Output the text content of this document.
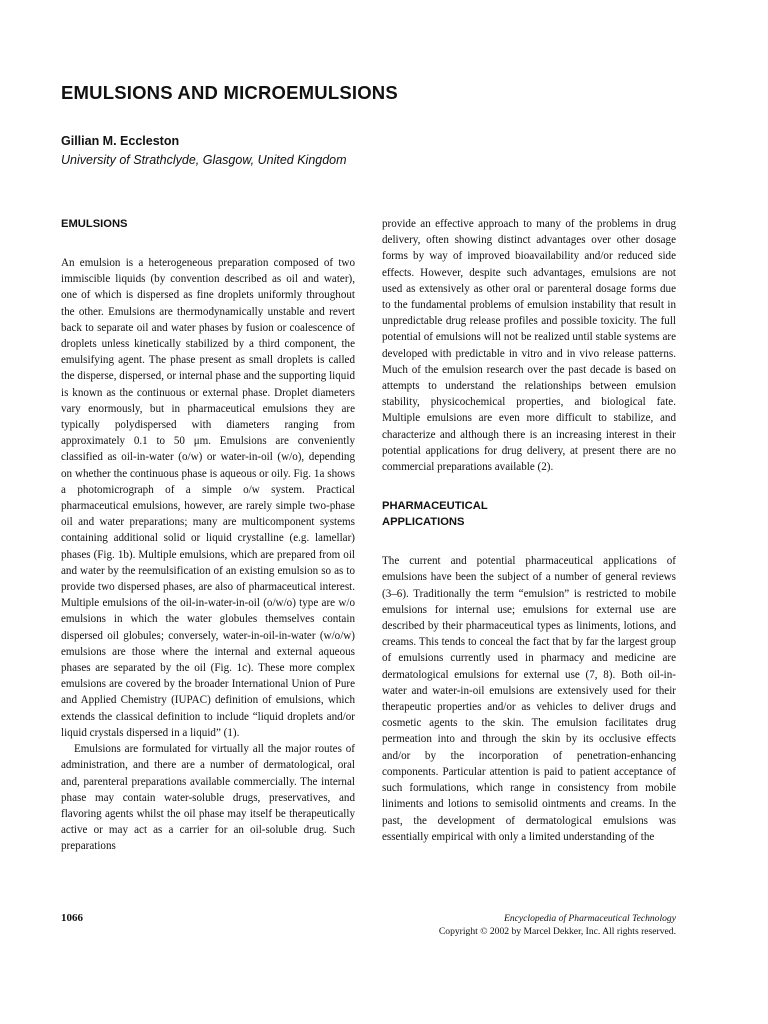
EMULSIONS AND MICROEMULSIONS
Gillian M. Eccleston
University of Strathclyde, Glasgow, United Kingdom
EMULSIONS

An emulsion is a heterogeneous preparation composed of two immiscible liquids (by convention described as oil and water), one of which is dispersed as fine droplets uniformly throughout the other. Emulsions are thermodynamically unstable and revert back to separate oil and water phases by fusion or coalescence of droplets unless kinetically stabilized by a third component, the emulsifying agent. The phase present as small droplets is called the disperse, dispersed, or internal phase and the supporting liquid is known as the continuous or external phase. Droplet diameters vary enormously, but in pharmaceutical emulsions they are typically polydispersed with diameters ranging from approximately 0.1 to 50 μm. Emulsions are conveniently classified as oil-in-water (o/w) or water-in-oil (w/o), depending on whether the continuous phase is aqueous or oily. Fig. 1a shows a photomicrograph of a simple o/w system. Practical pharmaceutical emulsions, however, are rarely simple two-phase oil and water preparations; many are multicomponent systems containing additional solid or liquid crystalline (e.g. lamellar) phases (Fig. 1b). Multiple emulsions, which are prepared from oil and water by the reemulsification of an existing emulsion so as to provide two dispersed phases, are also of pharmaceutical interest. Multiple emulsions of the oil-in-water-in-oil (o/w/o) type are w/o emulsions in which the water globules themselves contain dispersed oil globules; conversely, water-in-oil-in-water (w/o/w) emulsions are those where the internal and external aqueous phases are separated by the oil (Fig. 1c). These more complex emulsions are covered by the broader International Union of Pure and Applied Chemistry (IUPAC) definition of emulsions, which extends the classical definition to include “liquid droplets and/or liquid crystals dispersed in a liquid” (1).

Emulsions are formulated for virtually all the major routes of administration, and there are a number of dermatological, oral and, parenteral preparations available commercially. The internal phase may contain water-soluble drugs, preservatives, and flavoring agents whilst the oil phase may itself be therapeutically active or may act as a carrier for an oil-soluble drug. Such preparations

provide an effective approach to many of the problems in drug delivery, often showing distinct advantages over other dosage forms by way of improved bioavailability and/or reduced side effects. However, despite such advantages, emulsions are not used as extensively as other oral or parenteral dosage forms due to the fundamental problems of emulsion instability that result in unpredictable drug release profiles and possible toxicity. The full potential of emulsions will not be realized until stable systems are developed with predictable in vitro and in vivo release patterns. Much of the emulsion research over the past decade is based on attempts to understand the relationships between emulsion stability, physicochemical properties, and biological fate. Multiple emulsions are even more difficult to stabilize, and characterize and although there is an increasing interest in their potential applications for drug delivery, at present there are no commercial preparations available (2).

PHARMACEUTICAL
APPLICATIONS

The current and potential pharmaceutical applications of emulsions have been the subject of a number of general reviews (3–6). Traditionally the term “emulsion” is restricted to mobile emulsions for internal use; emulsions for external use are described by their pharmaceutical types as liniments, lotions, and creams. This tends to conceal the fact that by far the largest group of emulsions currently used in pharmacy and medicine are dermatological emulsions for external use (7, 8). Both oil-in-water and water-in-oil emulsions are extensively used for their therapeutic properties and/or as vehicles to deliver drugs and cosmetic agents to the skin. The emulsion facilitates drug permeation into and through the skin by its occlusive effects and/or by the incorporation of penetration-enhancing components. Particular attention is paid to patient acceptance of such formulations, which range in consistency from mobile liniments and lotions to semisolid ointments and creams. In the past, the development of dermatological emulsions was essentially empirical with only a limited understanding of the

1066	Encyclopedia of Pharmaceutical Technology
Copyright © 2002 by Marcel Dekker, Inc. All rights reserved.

REQUIREMENTS: Set down all the entries exactly as they appear, but skip any pictures.

EXPECTED OUTPUT:
Output the text content of this document.
EMULSIONS AND MICROEMULSIONS
Gillian M. Eccleston
University of Strathclyde, Glasgow, United Kingdom
EMULSIONS

An emulsion is a heterogeneous preparation composed of two immiscible liquids (by convention described as oil and water), one of which is dispersed as fine droplets uniformly throughout the other. Emulsions are thermodynamically unstable and revert back to separate oil and water phases by fusion or coalescence of droplets unless kinetically stabilized by a third component, the emulsifying agent. The phase present as small droplets is called the disperse, dispersed, or internal phase and the supporting liquid is known as the continuous or external phase. Droplet diameters vary enormously, but in pharmaceutical emulsions they are typically polydispersed with diameters ranging from approximately 0.1 to 50 μm. Emulsions are conveniently classified as oil-in-water (o/w) or water-in-oil (w/o), depending on whether the continuous phase is aqueous or oily. Fig. 1a shows a photomicrograph of a simple o/w system. Practical pharmaceutical emulsions, however, are rarely simple two-phase oil and water preparations; many are multicomponent systems containing additional solid or liquid crystalline (e.g. lamellar) phases (Fig. 1b). Multiple emulsions, which are prepared from oil and water by the reemulsification of an existing emulsion so as to provide two dispersed phases, are also of pharmaceutical interest. Multiple emulsions of the oil-in-water-in-oil (o/w/o) type are w/o emulsions in which the water globules themselves contain dispersed oil globules; conversely, water-in-oil-in-water (w/o/w) emulsions are those where the internal and external aqueous phases are separated by the oil (Fig. 1c). These more complex emulsions are covered by the broader International Union of Pure and Applied Chemistry (IUPAC) definition of emulsions, which extends the classical definition to include “liquid droplets and/or liquid crystals dispersed in a liquid” (1).

Emulsions are formulated for virtually all the major routes of administration, and there are a number of dermatological, oral and, parenteral preparations available commercially. The internal phase may contain water-soluble drugs, preservatives, and flavoring agents whilst the oil phase may itself be therapeutically active or may act as a carrier for an oil-soluble drug. Such preparations

provide an effective approach to many of the problems in drug delivery, often showing distinct advantages over other dosage forms by way of improved bioavailability and/or reduced side effects. However, despite such advantages, emulsions are not used as extensively as other oral or parenteral dosage forms due to the fundamental problems of emulsion instability that result in unpredictable drug release profiles and possible toxicity. The full potential of emulsions will not be realized until stable systems are developed with predictable in vitro and in vivo release patterns. Much of the emulsion research over the past decade is based on attempts to understand the relationships between emulsion stability, physicochemical properties, and biological fate. Multiple emulsions are even more difficult to stabilize, and characterize and although there is an increasing interest in their potential applications for drug delivery, at present there are no commercial preparations available (2).

PHARMACEUTICAL
APPLICATIONS

The current and potential pharmaceutical applications of emulsions have been the subject of a number of general reviews (3–6). Traditionally the term “emulsion” is restricted to mobile emulsions for internal use; emulsions for external use are described by their pharmaceutical types as liniments, lotions, and creams. This tends to conceal the fact that by far the largest group of emulsions currently used in pharmacy and medicine are dermatological emulsions for external use (7, 8). Both oil-in-water and water-in-oil emulsions are extensively used for their therapeutic properties and/or as vehicles to deliver drugs and cosmetic agents to the skin. The emulsion facilitates drug permeation into and through the skin by its occlusive effects and/or by the incorporation of penetration-enhancing components. Particular attention is paid to patient acceptance of such formulations, which range in consistency from mobile liniments and lotions to semisolid ointments and creams. In the past, the development of dermatological emulsions was essentially empirical with only a limited understanding of the

1066	Encyclopedia of Pharmaceutical Technology
Copyright © 2002 by Marcel Dekker, Inc. All rights reserved.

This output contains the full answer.